Lines containing "Prevalence" are to be counted. Give the number and nothing more.
-- start LISTED RECORDS --
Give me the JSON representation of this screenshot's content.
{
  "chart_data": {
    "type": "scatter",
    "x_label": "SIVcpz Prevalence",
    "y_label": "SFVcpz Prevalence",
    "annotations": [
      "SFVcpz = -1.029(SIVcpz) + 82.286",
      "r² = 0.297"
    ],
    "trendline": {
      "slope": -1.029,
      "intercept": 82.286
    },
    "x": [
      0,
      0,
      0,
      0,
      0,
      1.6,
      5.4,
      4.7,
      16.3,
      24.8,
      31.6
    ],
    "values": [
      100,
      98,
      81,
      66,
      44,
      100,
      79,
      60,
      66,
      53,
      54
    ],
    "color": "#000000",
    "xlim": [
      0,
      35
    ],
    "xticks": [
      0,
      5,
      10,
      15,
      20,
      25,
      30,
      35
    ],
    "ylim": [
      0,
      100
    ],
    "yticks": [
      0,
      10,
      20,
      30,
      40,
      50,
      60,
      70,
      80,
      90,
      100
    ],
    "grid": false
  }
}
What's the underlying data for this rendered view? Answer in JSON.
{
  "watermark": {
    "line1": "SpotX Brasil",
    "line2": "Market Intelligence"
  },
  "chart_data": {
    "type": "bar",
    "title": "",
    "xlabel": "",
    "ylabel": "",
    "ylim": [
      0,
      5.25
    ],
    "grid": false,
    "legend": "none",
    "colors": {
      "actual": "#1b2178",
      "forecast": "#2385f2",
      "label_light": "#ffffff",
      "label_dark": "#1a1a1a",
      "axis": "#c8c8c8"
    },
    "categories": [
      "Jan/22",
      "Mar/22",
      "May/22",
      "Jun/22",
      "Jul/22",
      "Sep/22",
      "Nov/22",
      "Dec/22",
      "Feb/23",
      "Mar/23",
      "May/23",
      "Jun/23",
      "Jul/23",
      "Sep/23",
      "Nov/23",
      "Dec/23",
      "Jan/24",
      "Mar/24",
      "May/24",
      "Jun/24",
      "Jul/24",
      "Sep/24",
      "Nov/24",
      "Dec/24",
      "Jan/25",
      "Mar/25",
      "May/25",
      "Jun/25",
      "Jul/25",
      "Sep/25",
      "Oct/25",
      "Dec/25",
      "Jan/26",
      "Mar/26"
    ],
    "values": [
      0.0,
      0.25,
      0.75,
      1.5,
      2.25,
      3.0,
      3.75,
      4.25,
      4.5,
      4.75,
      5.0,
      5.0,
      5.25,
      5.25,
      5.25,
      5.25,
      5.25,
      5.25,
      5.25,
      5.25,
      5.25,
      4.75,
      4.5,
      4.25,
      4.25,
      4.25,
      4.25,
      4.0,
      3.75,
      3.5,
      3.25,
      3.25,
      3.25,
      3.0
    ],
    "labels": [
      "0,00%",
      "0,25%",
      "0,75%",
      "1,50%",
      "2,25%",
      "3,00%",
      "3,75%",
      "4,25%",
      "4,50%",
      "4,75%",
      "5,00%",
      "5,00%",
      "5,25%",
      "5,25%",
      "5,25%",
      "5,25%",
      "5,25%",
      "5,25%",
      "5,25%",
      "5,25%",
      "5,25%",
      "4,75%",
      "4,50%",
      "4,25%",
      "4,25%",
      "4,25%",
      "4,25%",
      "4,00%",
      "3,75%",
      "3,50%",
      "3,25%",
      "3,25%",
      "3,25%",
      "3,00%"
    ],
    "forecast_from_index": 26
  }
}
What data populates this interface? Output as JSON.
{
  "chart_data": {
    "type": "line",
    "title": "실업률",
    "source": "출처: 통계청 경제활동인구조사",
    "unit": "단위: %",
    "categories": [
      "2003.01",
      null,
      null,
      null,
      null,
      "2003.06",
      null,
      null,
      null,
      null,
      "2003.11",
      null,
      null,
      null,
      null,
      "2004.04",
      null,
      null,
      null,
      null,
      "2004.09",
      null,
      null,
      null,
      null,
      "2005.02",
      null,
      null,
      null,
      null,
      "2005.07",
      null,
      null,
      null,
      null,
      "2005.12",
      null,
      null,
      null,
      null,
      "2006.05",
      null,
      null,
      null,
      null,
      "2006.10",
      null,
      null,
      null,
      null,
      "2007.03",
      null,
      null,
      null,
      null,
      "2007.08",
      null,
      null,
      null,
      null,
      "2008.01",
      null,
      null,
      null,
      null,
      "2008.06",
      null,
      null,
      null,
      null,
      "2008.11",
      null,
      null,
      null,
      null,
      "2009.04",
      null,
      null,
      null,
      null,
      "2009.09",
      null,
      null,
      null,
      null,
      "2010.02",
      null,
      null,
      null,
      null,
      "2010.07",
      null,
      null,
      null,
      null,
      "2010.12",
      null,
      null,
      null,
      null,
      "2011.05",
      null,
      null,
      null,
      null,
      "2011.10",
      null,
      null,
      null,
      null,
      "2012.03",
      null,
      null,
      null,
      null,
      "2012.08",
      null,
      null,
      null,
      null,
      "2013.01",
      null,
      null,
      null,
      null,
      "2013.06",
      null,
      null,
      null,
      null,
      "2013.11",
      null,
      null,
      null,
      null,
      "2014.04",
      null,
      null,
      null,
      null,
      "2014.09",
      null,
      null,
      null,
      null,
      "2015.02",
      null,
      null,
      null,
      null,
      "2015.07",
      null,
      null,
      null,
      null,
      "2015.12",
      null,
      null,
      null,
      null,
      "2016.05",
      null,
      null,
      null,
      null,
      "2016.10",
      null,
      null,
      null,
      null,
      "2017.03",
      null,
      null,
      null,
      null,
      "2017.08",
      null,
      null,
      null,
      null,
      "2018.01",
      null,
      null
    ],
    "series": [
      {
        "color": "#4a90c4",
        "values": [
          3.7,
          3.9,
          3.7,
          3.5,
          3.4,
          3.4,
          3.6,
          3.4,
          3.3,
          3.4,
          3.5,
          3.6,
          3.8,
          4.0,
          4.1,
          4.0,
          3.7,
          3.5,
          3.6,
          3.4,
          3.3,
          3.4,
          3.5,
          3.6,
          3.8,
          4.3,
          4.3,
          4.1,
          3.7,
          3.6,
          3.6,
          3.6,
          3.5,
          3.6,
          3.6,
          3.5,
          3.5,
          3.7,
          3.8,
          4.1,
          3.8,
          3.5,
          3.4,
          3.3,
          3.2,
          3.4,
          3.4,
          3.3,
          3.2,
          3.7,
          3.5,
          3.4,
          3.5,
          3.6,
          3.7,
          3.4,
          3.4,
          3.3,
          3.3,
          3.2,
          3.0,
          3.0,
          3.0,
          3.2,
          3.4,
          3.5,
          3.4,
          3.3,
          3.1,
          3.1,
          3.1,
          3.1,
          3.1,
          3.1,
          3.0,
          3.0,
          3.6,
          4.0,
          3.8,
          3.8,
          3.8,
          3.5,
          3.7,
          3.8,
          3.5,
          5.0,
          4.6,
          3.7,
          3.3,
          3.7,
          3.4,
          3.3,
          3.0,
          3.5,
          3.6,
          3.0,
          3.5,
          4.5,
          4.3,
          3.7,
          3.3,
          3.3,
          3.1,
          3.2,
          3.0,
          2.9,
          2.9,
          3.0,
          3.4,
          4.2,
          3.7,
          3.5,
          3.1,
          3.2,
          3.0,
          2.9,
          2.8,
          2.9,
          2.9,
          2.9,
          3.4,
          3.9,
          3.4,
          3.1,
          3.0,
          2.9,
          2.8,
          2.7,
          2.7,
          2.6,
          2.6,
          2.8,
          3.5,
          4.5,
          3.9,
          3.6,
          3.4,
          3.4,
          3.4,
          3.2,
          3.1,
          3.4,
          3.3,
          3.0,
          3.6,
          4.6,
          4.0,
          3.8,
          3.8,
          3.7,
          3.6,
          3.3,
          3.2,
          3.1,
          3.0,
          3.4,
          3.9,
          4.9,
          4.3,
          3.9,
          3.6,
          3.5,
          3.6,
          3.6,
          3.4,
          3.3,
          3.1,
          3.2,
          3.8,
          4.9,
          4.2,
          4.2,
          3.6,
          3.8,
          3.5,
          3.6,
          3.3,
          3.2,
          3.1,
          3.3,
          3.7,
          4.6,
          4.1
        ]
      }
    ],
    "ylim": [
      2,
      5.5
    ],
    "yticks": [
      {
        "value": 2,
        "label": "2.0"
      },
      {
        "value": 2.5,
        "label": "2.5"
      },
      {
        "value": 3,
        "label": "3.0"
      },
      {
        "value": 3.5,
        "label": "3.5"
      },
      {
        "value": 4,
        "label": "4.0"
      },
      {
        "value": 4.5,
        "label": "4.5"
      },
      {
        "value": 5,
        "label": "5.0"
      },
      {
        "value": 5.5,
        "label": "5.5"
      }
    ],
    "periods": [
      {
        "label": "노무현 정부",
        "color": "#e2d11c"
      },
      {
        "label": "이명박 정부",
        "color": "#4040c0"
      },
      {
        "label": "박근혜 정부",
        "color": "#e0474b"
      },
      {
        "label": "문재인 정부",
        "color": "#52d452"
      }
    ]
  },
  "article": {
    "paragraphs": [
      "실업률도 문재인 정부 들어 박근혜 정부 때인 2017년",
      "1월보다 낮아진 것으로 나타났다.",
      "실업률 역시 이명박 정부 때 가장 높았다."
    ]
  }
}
-- end LISTED RECORDS --
OUTPUT
2